# Task description
Return the full listing exactly as it is written.
**** Data rows ****
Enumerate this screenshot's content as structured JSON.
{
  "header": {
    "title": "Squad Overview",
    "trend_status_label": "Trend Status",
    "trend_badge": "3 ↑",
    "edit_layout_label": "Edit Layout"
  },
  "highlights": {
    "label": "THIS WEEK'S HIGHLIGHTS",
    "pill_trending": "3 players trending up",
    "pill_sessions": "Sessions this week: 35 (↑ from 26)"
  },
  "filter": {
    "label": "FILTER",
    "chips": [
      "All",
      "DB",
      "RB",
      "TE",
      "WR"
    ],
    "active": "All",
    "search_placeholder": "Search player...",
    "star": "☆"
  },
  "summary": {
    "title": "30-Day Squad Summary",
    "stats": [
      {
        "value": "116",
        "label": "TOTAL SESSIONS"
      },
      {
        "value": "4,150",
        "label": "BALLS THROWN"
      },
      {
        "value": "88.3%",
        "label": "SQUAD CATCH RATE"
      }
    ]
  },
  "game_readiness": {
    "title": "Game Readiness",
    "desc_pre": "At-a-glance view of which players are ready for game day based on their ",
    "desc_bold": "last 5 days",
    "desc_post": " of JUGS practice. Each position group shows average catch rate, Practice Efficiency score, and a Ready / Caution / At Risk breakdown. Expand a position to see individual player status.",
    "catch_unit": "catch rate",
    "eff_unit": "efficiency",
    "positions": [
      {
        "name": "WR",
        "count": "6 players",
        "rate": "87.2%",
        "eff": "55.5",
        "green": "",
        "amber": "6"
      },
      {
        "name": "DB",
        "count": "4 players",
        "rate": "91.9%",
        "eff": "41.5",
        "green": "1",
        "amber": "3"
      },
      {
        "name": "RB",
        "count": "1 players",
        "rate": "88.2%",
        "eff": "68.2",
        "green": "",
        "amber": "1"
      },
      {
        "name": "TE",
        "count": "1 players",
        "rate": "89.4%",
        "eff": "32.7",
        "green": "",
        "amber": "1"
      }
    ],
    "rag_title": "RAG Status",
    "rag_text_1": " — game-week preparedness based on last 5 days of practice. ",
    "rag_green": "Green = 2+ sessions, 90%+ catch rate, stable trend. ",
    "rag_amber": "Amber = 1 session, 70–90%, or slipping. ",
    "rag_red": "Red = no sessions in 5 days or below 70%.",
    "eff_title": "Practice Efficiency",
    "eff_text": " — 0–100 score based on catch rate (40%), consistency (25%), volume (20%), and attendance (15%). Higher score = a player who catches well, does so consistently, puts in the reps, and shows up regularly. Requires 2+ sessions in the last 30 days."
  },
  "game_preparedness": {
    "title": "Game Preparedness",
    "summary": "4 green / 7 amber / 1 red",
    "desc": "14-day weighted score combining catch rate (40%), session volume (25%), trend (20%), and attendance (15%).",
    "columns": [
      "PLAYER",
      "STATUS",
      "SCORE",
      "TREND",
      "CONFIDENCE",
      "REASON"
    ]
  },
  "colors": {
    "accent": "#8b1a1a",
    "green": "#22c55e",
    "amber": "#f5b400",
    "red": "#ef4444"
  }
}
****
# Complete output
Enumerate this screenshot's content as structured JSON.
{
  "header": {
    "title": "Squad Overview",
    "trend_status_label": "Trend Status",
    "trend_badge": "3 ↑",
    "edit_layout_label": "Edit Layout"
  },
  "highlights": {
    "label": "THIS WEEK'S HIGHLIGHTS",
    "pill_trending": "3 players trending up",
    "pill_sessions": "Sessions this week: 35 (↑ from 26)"
  },
  "filter": {
    "label": "FILTER",
    "chips": [
      "All",
      "DB",
      "RB",
      "TE",
      "WR"
    ],
    "active": "All",
    "search_placeholder": "Search player...",
    "star": "☆"
  },
  "summary": {
    "title": "30-Day Squad Summary",
    "stats": [
      {
        "value": "116",
        "label": "TOTAL SESSIONS"
      },
      {
        "value": "4,150",
        "label": "BALLS THROWN"
      },
      {
        "value": "88.3%",
        "label": "SQUAD CATCH RATE"
      }
    ]
  },
  "game_readiness": {
    "title": "Game Readiness",
    "desc_pre": "At-a-glance view of which players are ready for game day based on their ",
    "desc_bold": "last 5 days",
    "desc_post": " of JUGS practice. Each position group shows average catch rate, Practice Efficiency score, and a Ready / Caution / At Risk breakdown. Expand a position to see individual player status.",
    "catch_unit": "catch rate",
    "eff_unit": "efficiency",
    "positions": [
      {
        "name": "WR",
        "count": "6 players",
        "rate": "87.2%",
        "eff": "55.5",
        "green": "",
        "amber": "6"
      },
      {
        "name": "DB",
        "count": "4 players",
        "rate": "91.9%",
        "eff": "41.5",
        "green": "1",
        "amber": "3"
      },
      {
        "name": "RB",
        "count": "1 players",
        "rate": "88.2%",
        "eff": "68.2",
        "green": "",
        "amber": "1"
      },
      {
        "name": "TE",
        "count": "1 players",
        "rate": "89.4%",
        "eff": "32.7",
        "green": "",
        "amber": "1"
      }
    ],
    "rag_title": "RAG Status",
    "rag_text_1": " — game-week preparedness based on last 5 days of practice. ",
    "rag_green": "Green = 2+ sessions, 90%+ catch rate, stable trend. ",
    "rag_amber": "Amber = 1 session, 70–90%, or slipping. ",
    "rag_red": "Red = no sessions in 5 days or below 70%.",
    "eff_title": "Practice Efficiency",
    "eff_text": " — 0–100 score based on catch rate (40%), consistency (25%), volume (20%), and attendance (15%). Higher score = a player who catches well, does so consistently, puts in the reps, and shows up regularly. Requires 2+ sessions in the last 30 days."
  },
  "game_preparedness": {
    "title": "Game Preparedness",
    "summary": "4 green / 7 amber / 1 red",
    "desc": "14-day weighted score combining catch rate (40%), session volume (25%), trend (20%), and attendance (15%).",
    "columns": [
      "PLAYER",
      "STATUS",
      "SCORE",
      "TREND",
      "CONFIDENCE",
      "REASON"
    ]
  },
  "colors": {
    "accent": "#8b1a1a",
    "green": "#22c55e",
    "amber": "#f5b400",
    "red": "#ef4444"
  }
}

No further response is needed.